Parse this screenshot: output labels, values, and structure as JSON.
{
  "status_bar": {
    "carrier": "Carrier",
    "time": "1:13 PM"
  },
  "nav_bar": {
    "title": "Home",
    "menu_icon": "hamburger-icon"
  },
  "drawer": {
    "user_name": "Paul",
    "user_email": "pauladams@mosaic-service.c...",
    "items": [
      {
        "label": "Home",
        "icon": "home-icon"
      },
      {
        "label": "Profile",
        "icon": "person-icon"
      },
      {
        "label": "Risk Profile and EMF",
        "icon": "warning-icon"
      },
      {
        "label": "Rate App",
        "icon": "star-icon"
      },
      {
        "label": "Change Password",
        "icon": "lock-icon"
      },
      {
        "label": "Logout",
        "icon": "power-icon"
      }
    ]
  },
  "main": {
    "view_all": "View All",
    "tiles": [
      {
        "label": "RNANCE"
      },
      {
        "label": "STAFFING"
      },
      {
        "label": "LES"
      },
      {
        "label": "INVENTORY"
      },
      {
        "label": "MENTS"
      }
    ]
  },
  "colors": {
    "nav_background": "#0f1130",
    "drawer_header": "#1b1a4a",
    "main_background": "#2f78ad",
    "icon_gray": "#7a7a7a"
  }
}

####################

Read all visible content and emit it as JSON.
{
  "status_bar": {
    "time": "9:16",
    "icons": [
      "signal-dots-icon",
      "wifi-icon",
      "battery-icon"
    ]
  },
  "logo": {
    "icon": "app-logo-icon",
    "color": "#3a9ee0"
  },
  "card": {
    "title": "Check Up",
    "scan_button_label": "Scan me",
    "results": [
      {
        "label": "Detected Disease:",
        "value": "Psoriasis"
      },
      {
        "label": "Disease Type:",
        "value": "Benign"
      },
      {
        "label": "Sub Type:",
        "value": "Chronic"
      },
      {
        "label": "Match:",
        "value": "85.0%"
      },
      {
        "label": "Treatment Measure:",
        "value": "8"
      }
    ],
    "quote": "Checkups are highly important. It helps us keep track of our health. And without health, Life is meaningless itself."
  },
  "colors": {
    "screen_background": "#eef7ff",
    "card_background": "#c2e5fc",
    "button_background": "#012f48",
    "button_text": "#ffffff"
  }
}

####################

Task prompt:
Tally every line of the listing that holds the string "Disease", then give the number by itself.

Output below:
2